Given request:
Return the lines below that carry the word "Ceramic".
============
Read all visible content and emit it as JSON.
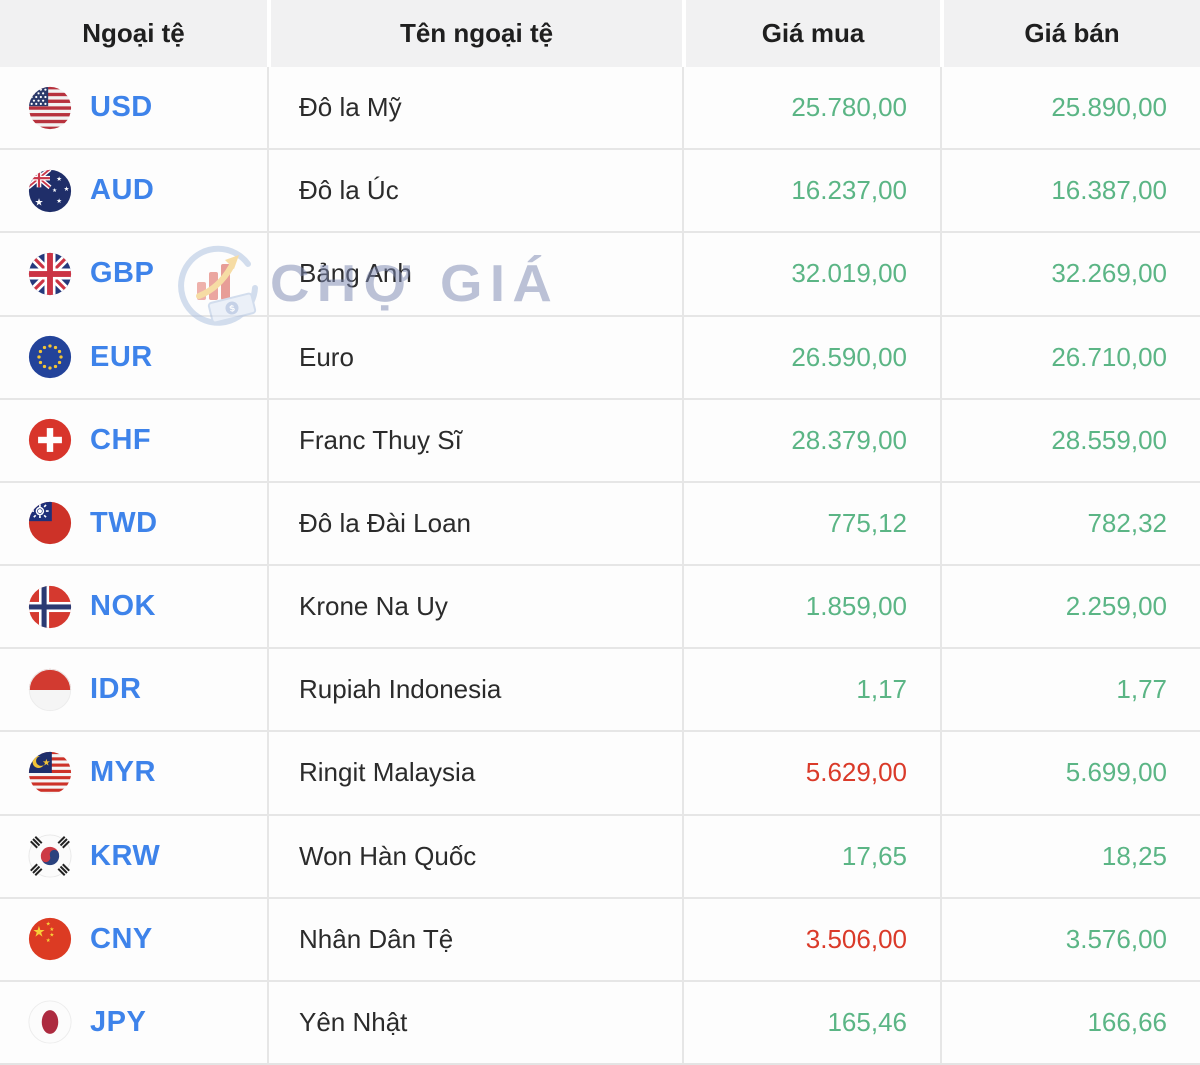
{
  "header": {
    "col_currency": "Ngoại tệ",
    "col_name": "Tên ngoại tệ",
    "col_buy": "Giá mua",
    "col_sell": "Giá bán"
  },
  "watermark": {
    "text": "CHỢ GIÁ",
    "logo_icon": "chogia-logo-icon"
  },
  "colors": {
    "up": "#5bb585",
    "down": "#da3a29",
    "code": "#3e83ea",
    "header_bg": "#f1f1f2",
    "row_separator": "#e6e6e6"
  },
  "rows": [
    {
      "code": "USD",
      "flag": "usd",
      "name": "Đô la Mỹ",
      "buy": "25.780,00",
      "sell": "25.890,00",
      "buy_trend": "up",
      "sell_trend": "up"
    },
    {
      "code": "AUD",
      "flag": "aud",
      "name": "Đô la Úc",
      "buy": "16.237,00",
      "sell": "16.387,00",
      "buy_trend": "up",
      "sell_trend": "up"
    },
    {
      "code": "GBP",
      "flag": "gbp",
      "name": "Bảng Anh",
      "buy": "32.019,00",
      "sell": "32.269,00",
      "buy_trend": "up",
      "sell_trend": "up"
    },
    {
      "code": "EUR",
      "flag": "eur",
      "name": "Euro",
      "buy": "26.590,00",
      "sell": "26.710,00",
      "buy_trend": "up",
      "sell_trend": "up"
    },
    {
      "code": "CHF",
      "flag": "chf",
      "name": "Franc Thuỵ Sĩ",
      "buy": "28.379,00",
      "sell": "28.559,00",
      "buy_trend": "up",
      "sell_trend": "up"
    },
    {
      "code": "TWD",
      "flag": "twd",
      "name": "Đô la Đài Loan",
      "buy": "775,12",
      "sell": "782,32",
      "buy_trend": "up",
      "sell_trend": "up"
    },
    {
      "code": "NOK",
      "flag": "nok",
      "name": "Krone Na Uy",
      "buy": "1.859,00",
      "sell": "2.259,00",
      "buy_trend": "up",
      "sell_trend": "up"
    },
    {
      "code": "IDR",
      "flag": "idr",
      "name": "Rupiah Indonesia",
      "buy": "1,17",
      "sell": "1,77",
      "buy_trend": "up",
      "sell_trend": "up"
    },
    {
      "code": "MYR",
      "flag": "myr",
      "name": "Ringit Malaysia",
      "buy": "5.629,00",
      "sell": "5.699,00",
      "buy_trend": "down",
      "sell_trend": "up"
    },
    {
      "code": "KRW",
      "flag": "krw",
      "name": "Won Hàn Quốc",
      "buy": "17,65",
      "sell": "18,25",
      "buy_trend": "up",
      "sell_trend": "up"
    },
    {
      "code": "CNY",
      "flag": "cny",
      "name": "Nhân Dân Tệ",
      "buy": "3.506,00",
      "sell": "3.576,00",
      "buy_trend": "down",
      "sell_trend": "up"
    },
    {
      "code": "JPY",
      "flag": "jpy",
      "name": "Yên Nhật",
      "buy": "165,46",
      "sell": "166,66",
      "buy_trend": "up",
      "sell_trend": "up"
    }
  ]
}
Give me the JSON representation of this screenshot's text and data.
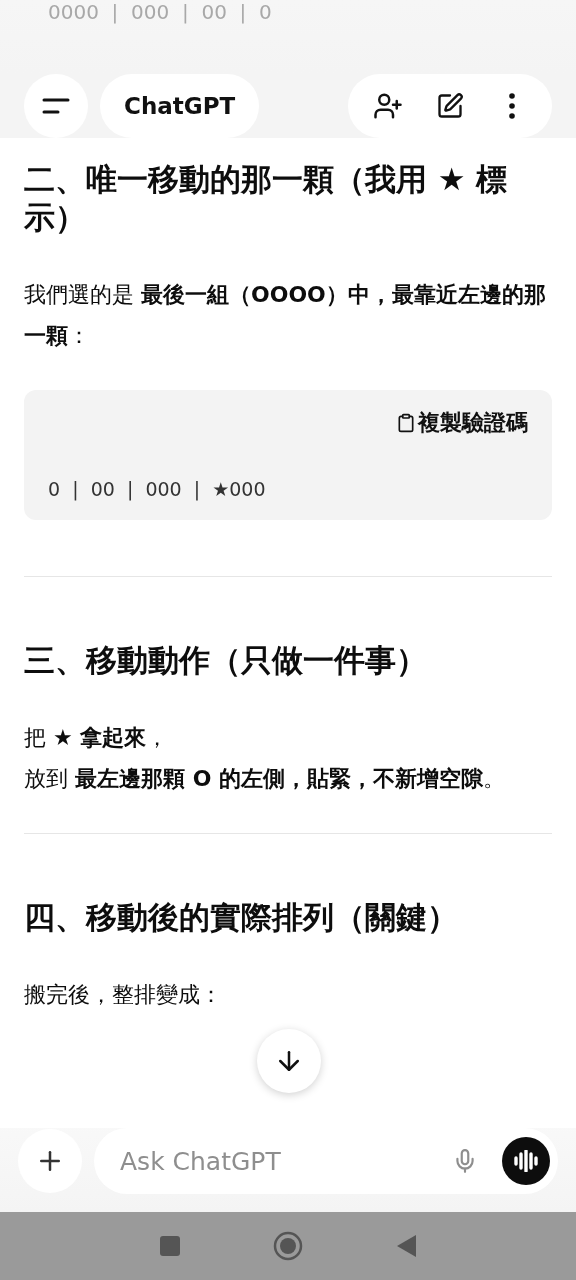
{
  "faded_code_line": "0000  |  000  |  00  |  0",
  "header": {
    "title": "ChatGPT"
  },
  "sections": [
    {
      "heading": "二、唯一移動的那一顆（我用 ★ 標示）",
      "paragraphs": [
        [
          "我們選的是 **最後一組（OOOO）中，最靠近左邊的那一顆**："
        ]
      ],
      "code_block": {
        "copy_label": "複製驗證碼",
        "code": "0  |  00  |  000  |  ★000"
      }
    },
    {
      "heading": "三、移動動作（只做一件事）",
      "paragraphs": [
        [
          "把 **★ 拿起來**，",
          "放到 **最左邊那顆 O 的左側，貼緊，不新增空隙**。"
        ]
      ]
    },
    {
      "heading": "四、移動後的實際排列（關鍵）",
      "paragraphs": [
        [
          "搬完後，整排變成："
        ]
      ]
    }
  ],
  "composer": {
    "placeholder": "Ask ChatGPT"
  }
}
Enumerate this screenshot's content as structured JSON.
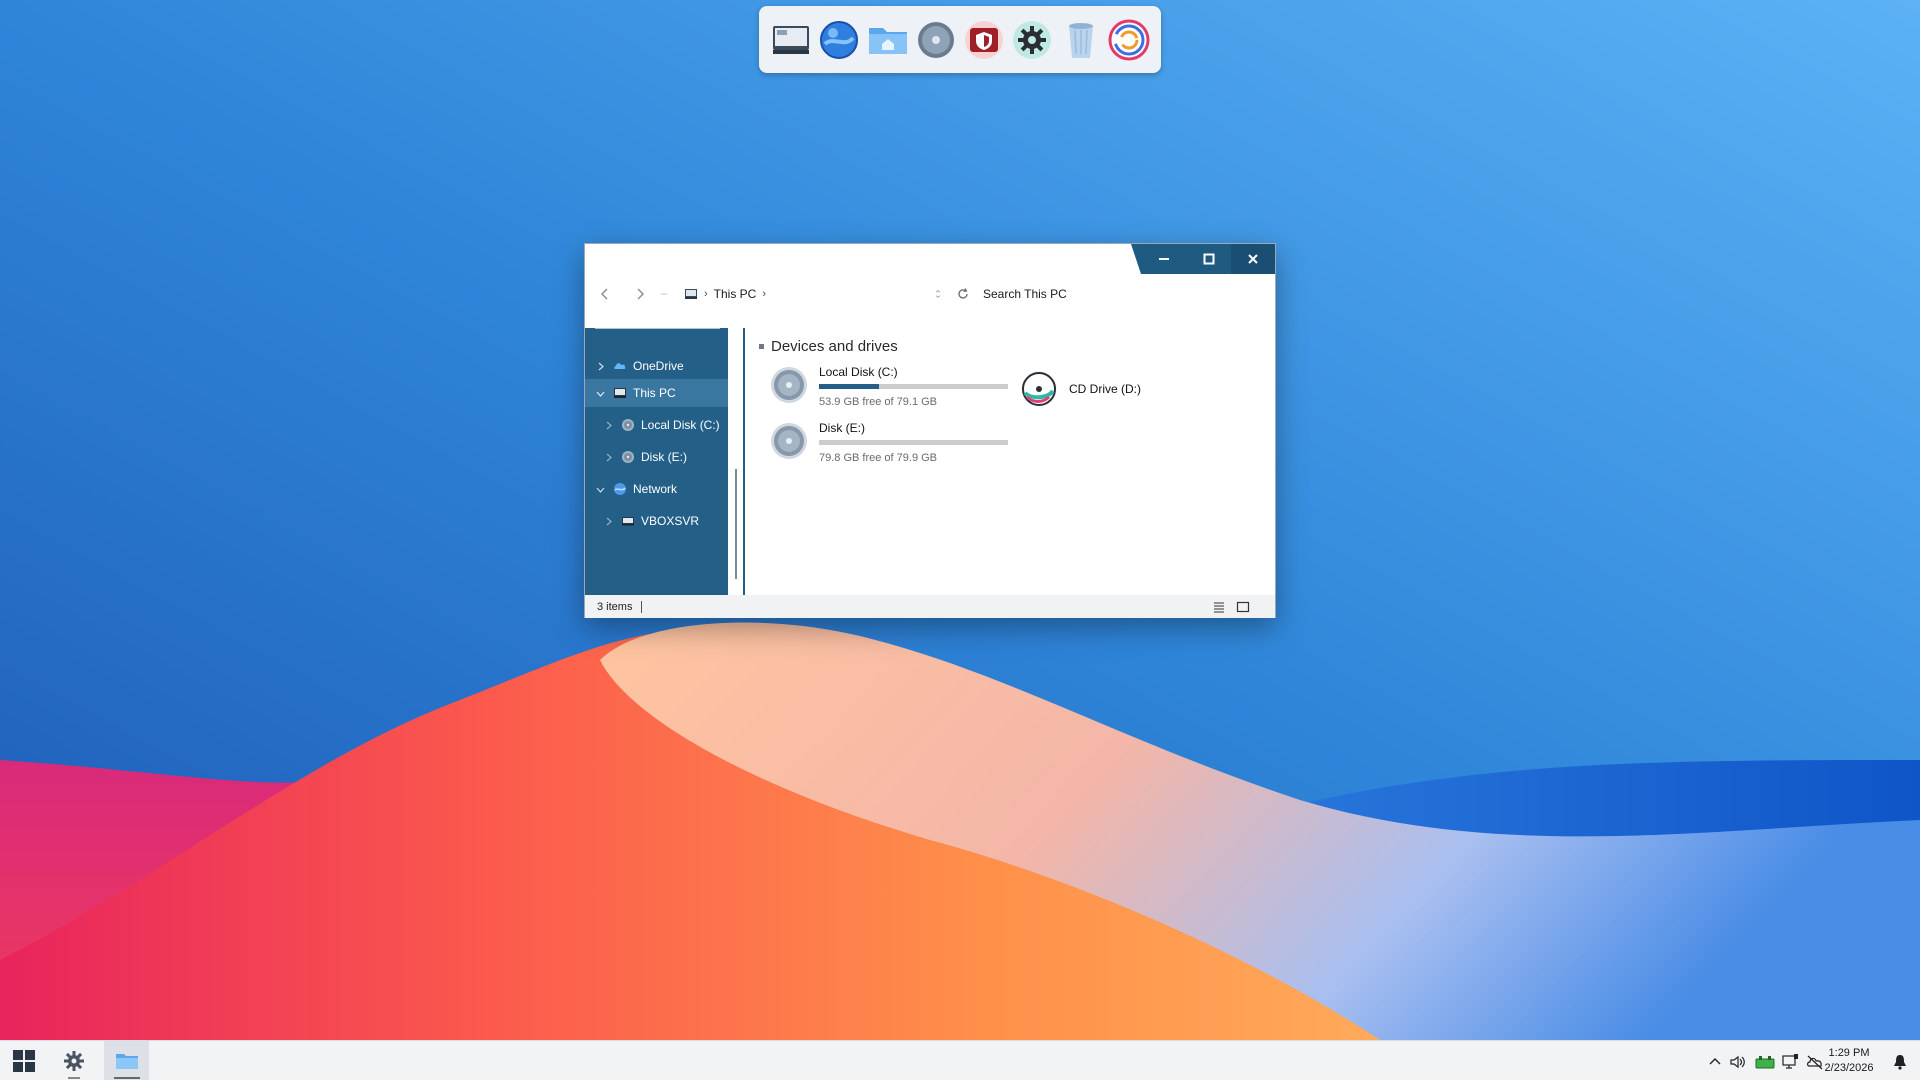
{
  "dock": {
    "items": [
      {
        "icon": "this-pc-icon"
      },
      {
        "icon": "browser-globe-icon"
      },
      {
        "icon": "file-explorer-folder-icon"
      },
      {
        "icon": "disk-icon"
      },
      {
        "icon": "security-shield-icon"
      },
      {
        "icon": "settings-gear-icon"
      },
      {
        "icon": "recycle-bin-icon"
      },
      {
        "icon": "swirl-app-icon"
      }
    ]
  },
  "explorer": {
    "breadcrumb": {
      "location": "This PC"
    },
    "search": {
      "placeholder": "Search This PC"
    },
    "sidebar": {
      "items": [
        {
          "label": "OneDrive",
          "icon": "onedrive-cloud-icon"
        },
        {
          "label": "This PC",
          "icon": "this-pc-icon"
        },
        {
          "label": "Local Disk (C:)",
          "icon": "disk-icon"
        },
        {
          "label": "Disk (E:)",
          "icon": "disk-icon"
        },
        {
          "label": "Network",
          "icon": "network-globe-icon"
        },
        {
          "label": "VBOXSVR",
          "icon": "network-computer-icon"
        }
      ]
    },
    "section": {
      "title": "Devices and drives"
    },
    "drives": [
      {
        "name": "Local Disk (C:)",
        "free_text": "53.9 GB free of 79.1 GB",
        "used_fraction": 0.32
      },
      {
        "name": "Disk (E:)",
        "free_text": "79.8 GB free of 79.9 GB",
        "used_fraction": 0.0
      },
      {
        "name": "CD Drive (D:)"
      }
    ],
    "status": {
      "items": "3 items"
    }
  },
  "tray": {
    "time": "1:29 PM",
    "date": "2/23/2026"
  },
  "colors": {
    "accent": "#245f88",
    "selection": "#3a77a0",
    "caption": "#1f5a80"
  }
}
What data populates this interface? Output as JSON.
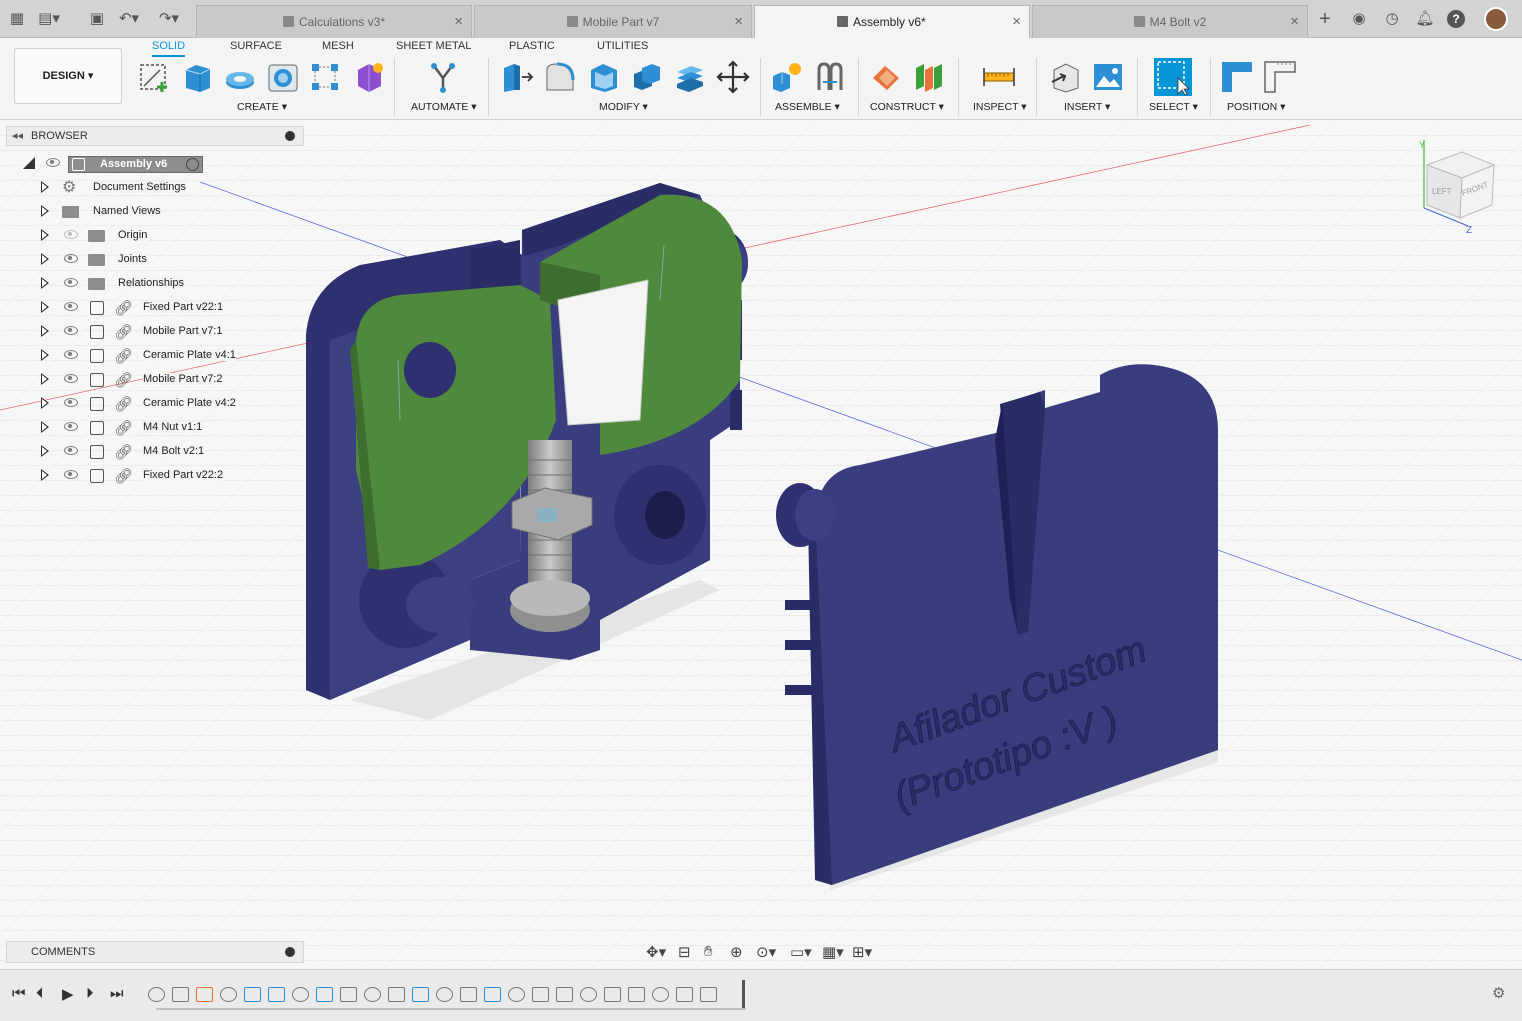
{
  "tabs": [
    {
      "label": "Calculations v3*",
      "active": false
    },
    {
      "label": "Mobile Part v7",
      "active": false
    },
    {
      "label": "Assembly v6*",
      "active": true
    },
    {
      "label": "M4 Bolt v2",
      "active": false
    }
  ],
  "workspace": {
    "design_label": "DESIGN ▾",
    "tabs": [
      "SOLID",
      "SURFACE",
      "MESH",
      "SHEET METAL",
      "PLASTIC",
      "UTILITIES"
    ],
    "active_tab": "SOLID"
  },
  "toolbar_groups": [
    {
      "label": "CREATE ▾"
    },
    {
      "label": "AUTOMATE ▾"
    },
    {
      "label": "MODIFY ▾"
    },
    {
      "label": "ASSEMBLE ▾"
    },
    {
      "label": "CONSTRUCT ▾"
    },
    {
      "label": "INSPECT ▾"
    },
    {
      "label": "INSERT ▾"
    },
    {
      "label": "SELECT ▾"
    },
    {
      "label": "POSITION ▾"
    }
  ],
  "browser": {
    "title": "BROWSER",
    "root": "Assembly v6",
    "items": [
      {
        "label": "Document Settings",
        "icon": "gear-icon"
      },
      {
        "label": "Named Views",
        "icon": "folder-icon"
      },
      {
        "label": "Origin",
        "icon": "folder-icon"
      },
      {
        "label": "Joints",
        "icon": "folder-icon"
      },
      {
        "label": "Relationships",
        "icon": "folder-icon"
      },
      {
        "label": "Fixed Part v22:1",
        "icon": "component-icon"
      },
      {
        "label": "Mobile Part v7:1",
        "icon": "component-icon"
      },
      {
        "label": "Ceramic Plate v4:1",
        "icon": "component-icon"
      },
      {
        "label": "Mobile Part v7:2",
        "icon": "component-icon"
      },
      {
        "label": "Ceramic Plate v4:2",
        "icon": "component-icon"
      },
      {
        "label": "M4 Nut v1:1",
        "icon": "component-icon"
      },
      {
        "label": "M4 Bolt v2:1",
        "icon": "component-icon"
      },
      {
        "label": "Fixed Part v22:2",
        "icon": "component-icon"
      }
    ]
  },
  "viewcube": {
    "left": "LEFT",
    "front": "FRONT",
    "axis_z": "Z",
    "axis_y": "Y"
  },
  "model": {
    "engraving_line1": "Afilador Custom",
    "engraving_line2": "(Prototipo :V )"
  },
  "comments": {
    "title": "COMMENTS"
  },
  "colors": {
    "accent": "#0696d7",
    "part_blue": "#3c3f7a",
    "part_green": "#4f8a3c"
  }
}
============
Solution to this exercise:
        "label": "Ceramic Plate v4:1",
        "label": "Ceramic Plate v4:2",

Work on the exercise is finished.